In the text about St Casimir's Lithuanian Church, who opened the present church, and on what date?

[Opening Exercise text section]

St Casimir's Lithuanian Church is in Bethnal Green, London, England.

==History==

The mission was founded in 1901, with a church on the corner of Christian Street and Cable Street. Fr Boleslas Szlamas had his quarters at 197 Whitechapel Road. The present church dates from ten years later, during the rectorate of Fr Casimir G. Matulaitis. It was opened by Cardinal Bourne on 10 March 1912. The Mass on this occasion was said by Fr Benedict Williamson, who was the architect of the church. For the Lithuanians, Williamson designed a building of London stock brick.

==Architecture==

Detail of church interior

Beyond a south-east porch, the layout of the church is easily read, with nave, aisles and chancel all within three bays. There are no aisle windows, but circular windows appear in the north wall and throughout clerestory. The interior is dominated by the huge, cheerful, brightly painted altarpiece depicting the Coronation of Our Lady carved in wood. It is said, though it is much disputed, that it was shown at the Great Exhibition of 1851 as an example of Tyrolean craftsmanship and was, at one time, destined for Westminster Cathedral. Our Lady is attended by angels in various attitudes in piety and prayer. A golden, winged crown hovers above Her head. The seated figures of Christ and God the Father look on from above and behind Her. The Holy Spirit in the form of a dove sheds rays of light out towards cherubim who are half concealed in the clouds that form the background of the whole tableau. Father Williamson's taste is less evident in other parts of the church. The statue of St. Casimir located to the right of the altar is a piece of fine art made in Lithuania from Ancaster limestone by famous Lithuanian sculptor Antanas Žukauskas in 2009.

[Closing Exercise text section]
[Opening Data shown section]

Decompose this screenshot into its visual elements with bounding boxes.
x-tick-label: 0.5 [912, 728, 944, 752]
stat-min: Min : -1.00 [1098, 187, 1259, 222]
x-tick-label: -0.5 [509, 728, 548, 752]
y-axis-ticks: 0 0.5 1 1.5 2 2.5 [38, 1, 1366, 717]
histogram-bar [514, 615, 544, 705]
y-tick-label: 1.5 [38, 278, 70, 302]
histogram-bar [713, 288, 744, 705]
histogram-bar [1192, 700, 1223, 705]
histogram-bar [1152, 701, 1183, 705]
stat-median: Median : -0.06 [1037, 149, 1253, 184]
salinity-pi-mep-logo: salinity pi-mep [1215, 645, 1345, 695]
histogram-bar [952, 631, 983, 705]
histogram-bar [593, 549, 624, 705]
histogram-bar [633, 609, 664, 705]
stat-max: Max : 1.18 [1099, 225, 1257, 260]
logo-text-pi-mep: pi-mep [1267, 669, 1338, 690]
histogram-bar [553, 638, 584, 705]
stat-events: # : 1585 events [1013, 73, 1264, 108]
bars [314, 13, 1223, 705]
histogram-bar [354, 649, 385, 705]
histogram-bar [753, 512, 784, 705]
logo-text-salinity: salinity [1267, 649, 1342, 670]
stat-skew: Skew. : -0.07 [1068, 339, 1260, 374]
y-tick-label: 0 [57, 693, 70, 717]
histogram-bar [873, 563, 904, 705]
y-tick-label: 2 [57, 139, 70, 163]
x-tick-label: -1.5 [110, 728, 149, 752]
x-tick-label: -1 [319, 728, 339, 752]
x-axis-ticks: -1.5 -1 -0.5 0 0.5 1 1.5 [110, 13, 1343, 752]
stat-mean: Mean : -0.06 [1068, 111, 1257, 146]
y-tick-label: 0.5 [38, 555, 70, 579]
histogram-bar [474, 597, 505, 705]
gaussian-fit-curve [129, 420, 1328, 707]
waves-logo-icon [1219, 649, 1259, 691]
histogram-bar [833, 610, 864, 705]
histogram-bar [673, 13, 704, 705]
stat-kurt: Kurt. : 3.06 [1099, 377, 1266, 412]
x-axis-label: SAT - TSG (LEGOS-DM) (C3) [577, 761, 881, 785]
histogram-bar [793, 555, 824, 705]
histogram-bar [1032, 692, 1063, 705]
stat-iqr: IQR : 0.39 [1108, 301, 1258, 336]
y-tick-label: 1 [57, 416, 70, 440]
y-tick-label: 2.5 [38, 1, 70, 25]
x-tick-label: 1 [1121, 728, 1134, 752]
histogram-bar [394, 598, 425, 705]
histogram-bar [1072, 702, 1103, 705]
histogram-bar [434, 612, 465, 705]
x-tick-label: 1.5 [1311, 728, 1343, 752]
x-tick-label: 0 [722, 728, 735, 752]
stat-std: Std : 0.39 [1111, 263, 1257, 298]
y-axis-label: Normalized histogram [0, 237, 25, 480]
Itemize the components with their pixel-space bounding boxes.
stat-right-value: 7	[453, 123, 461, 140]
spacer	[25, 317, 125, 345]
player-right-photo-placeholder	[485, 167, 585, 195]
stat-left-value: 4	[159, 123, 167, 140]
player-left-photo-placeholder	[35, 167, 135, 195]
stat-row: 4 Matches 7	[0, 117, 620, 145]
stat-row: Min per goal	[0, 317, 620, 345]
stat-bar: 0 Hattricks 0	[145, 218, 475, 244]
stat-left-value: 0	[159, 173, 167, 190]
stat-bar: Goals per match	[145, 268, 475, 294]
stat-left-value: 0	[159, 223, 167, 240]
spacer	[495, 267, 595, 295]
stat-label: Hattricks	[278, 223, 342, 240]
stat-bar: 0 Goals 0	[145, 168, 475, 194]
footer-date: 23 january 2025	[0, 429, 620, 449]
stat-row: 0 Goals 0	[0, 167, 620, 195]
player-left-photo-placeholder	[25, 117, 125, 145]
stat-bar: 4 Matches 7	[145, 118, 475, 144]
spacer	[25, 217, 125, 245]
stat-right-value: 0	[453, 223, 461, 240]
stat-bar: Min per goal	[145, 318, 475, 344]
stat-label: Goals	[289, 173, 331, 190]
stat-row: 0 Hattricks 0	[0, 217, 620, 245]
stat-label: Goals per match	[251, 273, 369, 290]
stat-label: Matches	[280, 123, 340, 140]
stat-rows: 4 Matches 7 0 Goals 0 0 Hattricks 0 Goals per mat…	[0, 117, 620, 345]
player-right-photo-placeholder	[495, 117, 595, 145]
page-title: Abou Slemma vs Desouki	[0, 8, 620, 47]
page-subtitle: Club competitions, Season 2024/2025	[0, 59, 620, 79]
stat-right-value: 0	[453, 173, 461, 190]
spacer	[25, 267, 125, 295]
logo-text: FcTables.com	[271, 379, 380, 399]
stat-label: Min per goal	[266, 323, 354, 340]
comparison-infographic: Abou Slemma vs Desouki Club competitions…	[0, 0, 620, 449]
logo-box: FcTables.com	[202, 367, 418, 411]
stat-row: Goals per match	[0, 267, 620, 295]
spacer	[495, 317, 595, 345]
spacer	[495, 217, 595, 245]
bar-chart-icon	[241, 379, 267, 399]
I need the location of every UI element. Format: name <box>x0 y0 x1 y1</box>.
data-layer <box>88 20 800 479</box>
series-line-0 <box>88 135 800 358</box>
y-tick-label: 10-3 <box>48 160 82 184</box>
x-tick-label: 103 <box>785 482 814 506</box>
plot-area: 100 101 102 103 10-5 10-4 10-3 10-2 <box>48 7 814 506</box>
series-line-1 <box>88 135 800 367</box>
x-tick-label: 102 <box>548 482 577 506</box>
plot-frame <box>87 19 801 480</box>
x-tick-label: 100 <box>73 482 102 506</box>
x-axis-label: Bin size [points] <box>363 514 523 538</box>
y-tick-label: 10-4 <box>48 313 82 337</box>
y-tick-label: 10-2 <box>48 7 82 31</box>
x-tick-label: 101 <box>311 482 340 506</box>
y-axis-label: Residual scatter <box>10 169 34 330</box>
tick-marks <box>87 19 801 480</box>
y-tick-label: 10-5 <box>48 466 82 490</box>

[Closing Data shown section]

Written answer – Cardinal Bourne opened it on 10 March 1912.